[Extracted data start]

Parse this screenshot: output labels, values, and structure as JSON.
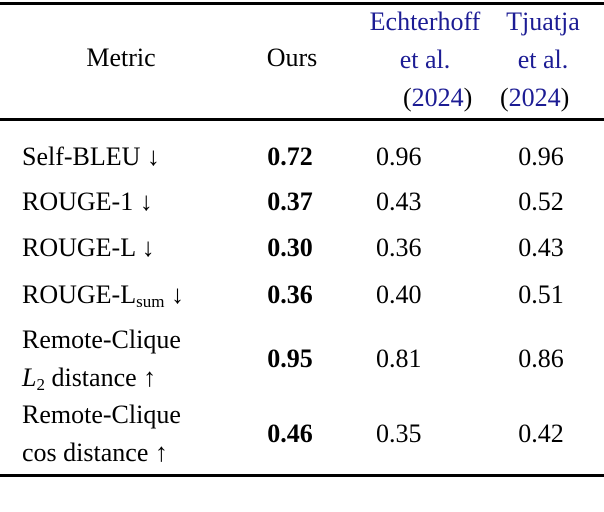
{
  "header": {
    "metric": "Metric",
    "ours": "Ours",
    "echterhoff": {
      "line1": "Echterhoff",
      "line2": "et al.",
      "open": "(",
      "year": "2024",
      "close": ")"
    },
    "tjuatja": {
      "line1": "Tjuatja",
      "line2": "et al.",
      "open": "(",
      "year": "2024",
      "close": ")"
    }
  },
  "citation_color": "#1c1c94",
  "rows": [
    {
      "lines": [
        {
          "pre": "Self-BLEU",
          "sub": "",
          "post": " ↓"
        }
      ],
      "ours": "0.72",
      "echterhoff": "0.96",
      "tjuatja": "0.96"
    },
    {
      "lines": [
        {
          "pre": "ROUGE-1",
          "sub": "",
          "post": " ↓"
        }
      ],
      "ours": "0.37",
      "echterhoff": "0.43",
      "tjuatja": "0.52"
    },
    {
      "lines": [
        {
          "pre": "ROUGE-L",
          "sub": "",
          "post": " ↓"
        }
      ],
      "ours": "0.30",
      "echterhoff": "0.36",
      "tjuatja": "0.43"
    },
    {
      "lines": [
        {
          "pre": "ROUGE-L",
          "sub": "sum",
          "post": " ↓"
        }
      ],
      "ours": "0.36",
      "echterhoff": "0.40",
      "tjuatja": "0.51"
    },
    {
      "lines": [
        {
          "pre": "Remote-Clique",
          "sub": "",
          "post": ""
        },
        {
          "pre": "L",
          "sub": "2",
          "post": " distance ↑"
        }
      ],
      "ours": "0.95",
      "echterhoff": "0.81",
      "tjuatja": "0.86"
    },
    {
      "lines": [
        {
          "pre": "Remote-Clique",
          "sub": "",
          "post": ""
        },
        {
          "pre": "cos",
          "sub": "",
          "post": " distance ↑"
        }
      ],
      "ours": "0.46",
      "echterhoff": "0.35",
      "tjuatja": "0.42"
    }
  ]
}
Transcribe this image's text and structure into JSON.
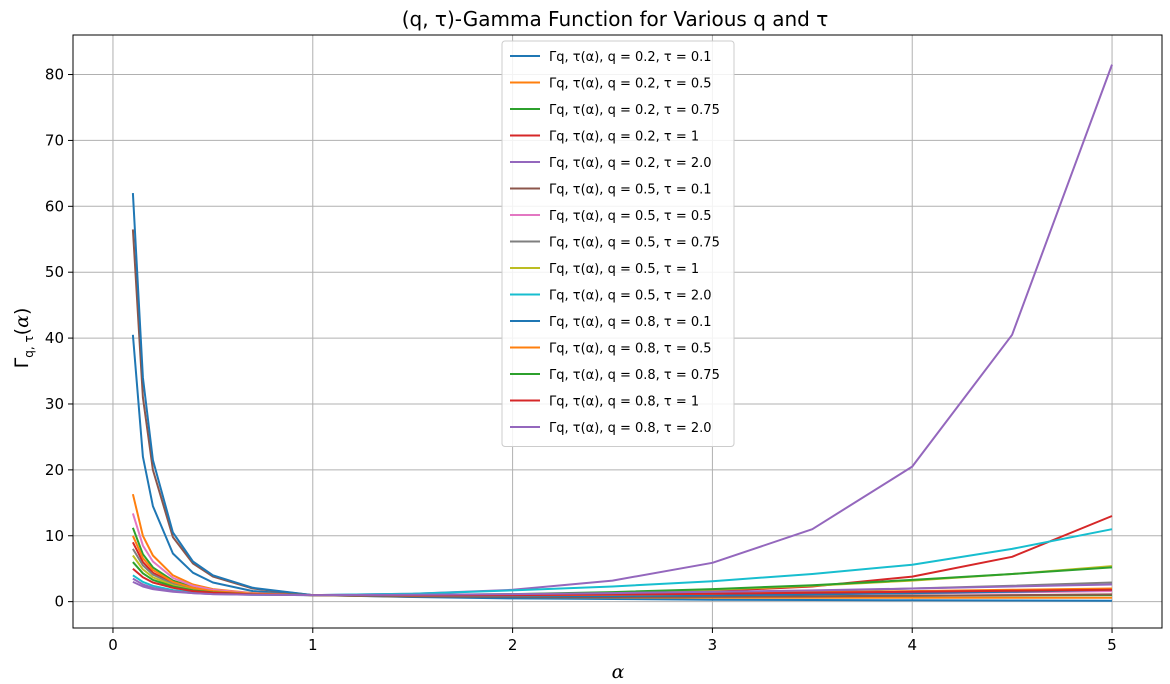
{
  "chart_data": {
    "type": "line",
    "title": "(q, τ)-Gamma Function for Various q and τ",
    "xlabel": "α",
    "ylabel": "Γq, τ(α)",
    "xlim": [
      -0.2,
      5.25
    ],
    "ylim": [
      -4,
      86
    ],
    "xticks": [
      0,
      1,
      2,
      3,
      4,
      5
    ],
    "yticks": [
      0,
      10,
      20,
      30,
      40,
      50,
      60,
      70,
      80
    ],
    "grid": true,
    "legend_position": "top-center",
    "series": [
      {
        "name": "Γq, τ(α), q = 0.2, τ = 0.1",
        "color": "#1f77b4",
        "x": [
          0.1,
          0.15,
          0.2,
          0.3,
          0.4,
          0.5,
          0.7,
          1.0,
          1.5,
          2.0,
          2.5,
          3.0,
          3.5,
          4.0,
          4.5,
          5.0
        ],
        "y": [
          40.5,
          22.0,
          14.5,
          7.3,
          4.4,
          2.9,
          1.6,
          1.0,
          0.7,
          0.5,
          0.4,
          0.3,
          0.25,
          0.2,
          0.18,
          0.15
        ]
      },
      {
        "name": "Γq, τ(α), q = 0.2, τ = 0.5",
        "color": "#ff7f0e",
        "x": [
          0.1,
          0.15,
          0.2,
          0.3,
          0.4,
          0.5,
          0.7,
          1.0,
          1.5,
          2.0,
          2.5,
          3.0,
          3.5,
          4.0,
          4.5,
          5.0
        ],
        "y": [
          16.3,
          10.0,
          7.0,
          4.0,
          2.6,
          1.9,
          1.3,
          1.0,
          0.8,
          0.7,
          0.65,
          0.6,
          0.6,
          0.6,
          0.6,
          0.6
        ]
      },
      {
        "name": "Γq, τ(α), q = 0.2, τ = 0.75",
        "color": "#2ca02c",
        "x": [
          0.1,
          0.15,
          0.2,
          0.3,
          0.4,
          0.5,
          0.7,
          1.0,
          1.5,
          2.0,
          2.5,
          3.0,
          3.5,
          4.0,
          4.5,
          5.0
        ],
        "y": [
          11.2,
          7.2,
          5.2,
          3.2,
          2.2,
          1.7,
          1.25,
          1.0,
          0.85,
          0.8,
          0.8,
          0.82,
          0.85,
          0.9,
          0.95,
          1.0
        ]
      },
      {
        "name": "Γq, τ(α), q = 0.2, τ = 1",
        "color": "#d62728",
        "x": [
          0.1,
          0.15,
          0.2,
          0.3,
          0.4,
          0.5,
          0.7,
          1.0,
          1.5,
          2.0,
          2.5,
          3.0,
          3.5,
          4.0,
          4.5,
          5.0
        ],
        "y": [
          9.0,
          6.0,
          4.4,
          2.8,
          2.0,
          1.6,
          1.2,
          1.0,
          0.9,
          1.0,
          1.2,
          1.6,
          2.3,
          3.8,
          6.8,
          13.0
        ]
      },
      {
        "name": "Γq, τ(α), q = 0.2, τ = 2.0",
        "color": "#9467bd",
        "x": [
          0.1,
          0.15,
          0.2,
          0.3,
          0.4,
          0.5,
          0.7,
          1.0,
          1.5,
          2.0,
          2.5,
          3.0,
          3.5,
          4.0,
          4.5,
          5.0
        ],
        "y": [
          3.0,
          2.3,
          1.9,
          1.5,
          1.3,
          1.15,
          1.05,
          1.0,
          1.2,
          1.8,
          3.2,
          5.9,
          11.0,
          20.5,
          40.5,
          81.5
        ]
      },
      {
        "name": "Γq, τ(α), q = 0.5, τ = 0.1",
        "color": "#8c564b",
        "x": [
          0.1,
          0.15,
          0.2,
          0.3,
          0.4,
          0.5,
          0.7,
          1.0,
          1.5,
          2.0,
          2.5,
          3.0,
          3.5,
          4.0,
          4.5,
          5.0
        ],
        "y": [
          56.5,
          31.0,
          20.0,
          9.8,
          5.8,
          3.8,
          2.0,
          1.0,
          0.75,
          0.7,
          0.7,
          0.75,
          0.8,
          0.9,
          1.0,
          1.1
        ]
      },
      {
        "name": "Γq, τ(α), q = 0.5, τ = 0.5",
        "color": "#e377c2",
        "x": [
          0.1,
          0.15,
          0.2,
          0.3,
          0.4,
          0.5,
          0.7,
          1.0,
          1.5,
          2.0,
          2.5,
          3.0,
          3.5,
          4.0,
          4.5,
          5.0
        ],
        "y": [
          13.4,
          8.5,
          6.1,
          3.6,
          2.4,
          1.8,
          1.25,
          1.0,
          0.85,
          0.85,
          0.9,
          1.0,
          1.1,
          1.25,
          1.4,
          1.6
        ]
      },
      {
        "name": "Γq, τ(α), q = 0.5, τ = 0.75",
        "color": "#7f7f7f",
        "x": [
          0.1,
          0.15,
          0.2,
          0.3,
          0.4,
          0.5,
          0.7,
          1.0,
          1.5,
          2.0,
          2.5,
          3.0,
          3.5,
          4.0,
          4.5,
          5.0
        ],
        "y": [
          8.0,
          5.5,
          4.1,
          2.7,
          1.9,
          1.5,
          1.15,
          1.0,
          0.9,
          0.95,
          1.1,
          1.3,
          1.6,
          2.0,
          2.4,
          2.9
        ]
      },
      {
        "name": "Γq, τ(α), q = 0.5, τ = 1",
        "color": "#bcbd22",
        "x": [
          0.1,
          0.15,
          0.2,
          0.3,
          0.4,
          0.5,
          0.7,
          1.0,
          1.5,
          2.0,
          2.5,
          3.0,
          3.5,
          4.0,
          4.5,
          5.0
        ],
        "y": [
          7.0,
          4.9,
          3.7,
          2.5,
          1.8,
          1.45,
          1.12,
          1.0,
          0.95,
          1.1,
          1.35,
          1.8,
          2.4,
          3.2,
          4.2,
          5.4
        ]
      },
      {
        "name": "Γq, τ(α), q = 0.5, τ = 2.0",
        "color": "#17becf",
        "x": [
          0.1,
          0.15,
          0.2,
          0.3,
          0.4,
          0.5,
          0.7,
          1.0,
          1.5,
          2.0,
          2.5,
          3.0,
          3.5,
          4.0,
          4.5,
          5.0
        ],
        "y": [
          4.0,
          3.0,
          2.4,
          1.75,
          1.4,
          1.2,
          1.05,
          1.0,
          1.2,
          1.7,
          2.3,
          3.1,
          4.2,
          5.6,
          8.0,
          11.0
        ]
      },
      {
        "name": "Γq, τ(α), q = 0.8, τ = 0.1",
        "color": "#1f77b4",
        "x": [
          0.1,
          0.15,
          0.2,
          0.3,
          0.4,
          0.5,
          0.7,
          1.0,
          1.5,
          2.0,
          2.5,
          3.0,
          3.5,
          4.0,
          4.5,
          5.0
        ],
        "y": [
          62.0,
          34.0,
          21.5,
          10.5,
          6.1,
          4.0,
          2.1,
          1.0,
          0.8,
          0.8,
          0.85,
          0.95,
          1.1,
          1.3,
          1.5,
          1.8
        ]
      },
      {
        "name": "Γq, τ(α), q = 0.8, τ = 0.5",
        "color": "#ff7f0e",
        "x": [
          0.1,
          0.15,
          0.2,
          0.3,
          0.4,
          0.5,
          0.7,
          1.0,
          1.5,
          2.0,
          2.5,
          3.0,
          3.5,
          4.0,
          4.5,
          5.0
        ],
        "y": [
          10.0,
          6.6,
          4.8,
          3.0,
          2.1,
          1.6,
          1.2,
          1.0,
          0.9,
          0.95,
          1.05,
          1.2,
          1.4,
          1.6,
          1.8,
          2.0
        ]
      },
      {
        "name": "Γq, τ(α), q = 0.8, τ = 0.75",
        "color": "#2ca02c",
        "x": [
          0.1,
          0.15,
          0.2,
          0.3,
          0.4,
          0.5,
          0.7,
          1.0,
          1.5,
          2.0,
          2.5,
          3.0,
          3.5,
          4.0,
          4.5,
          5.0
        ],
        "y": [
          6.0,
          4.3,
          3.3,
          2.3,
          1.7,
          1.4,
          1.1,
          1.0,
          1.0,
          1.15,
          1.45,
          1.9,
          2.5,
          3.3,
          4.2,
          5.2
        ]
      },
      {
        "name": "Γq, τ(α), q = 0.8, τ = 1",
        "color": "#d62728",
        "x": [
          0.1,
          0.15,
          0.2,
          0.3,
          0.4,
          0.5,
          0.7,
          1.0,
          1.5,
          2.0,
          2.5,
          3.0,
          3.5,
          4.0,
          4.5,
          5.0
        ],
        "y": [
          5.0,
          3.7,
          2.9,
          2.1,
          1.6,
          1.35,
          1.1,
          1.0,
          0.95,
          1.0,
          1.1,
          1.2,
          1.35,
          1.5,
          1.65,
          1.8
        ]
      },
      {
        "name": "Γq, τ(α), q = 0.8, τ = 2.0",
        "color": "#9467bd",
        "x": [
          0.1,
          0.15,
          0.2,
          0.3,
          0.4,
          0.5,
          0.7,
          1.0,
          1.5,
          2.0,
          2.5,
          3.0,
          3.5,
          4.0,
          4.5,
          5.0
        ],
        "y": [
          3.5,
          2.6,
          2.1,
          1.6,
          1.3,
          1.15,
          1.05,
          1.0,
          1.05,
          1.15,
          1.3,
          1.5,
          1.7,
          2.0,
          2.3,
          2.6
        ]
      }
    ]
  }
}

[Extracted data end]

_Work instructions_.
Search the lines for the string "structure" and copy every line that has it.

_Result of this task_.
Parse this screenshot: output labels, values, and structure as JSON.
Transcribe this image's text and structure into JSON.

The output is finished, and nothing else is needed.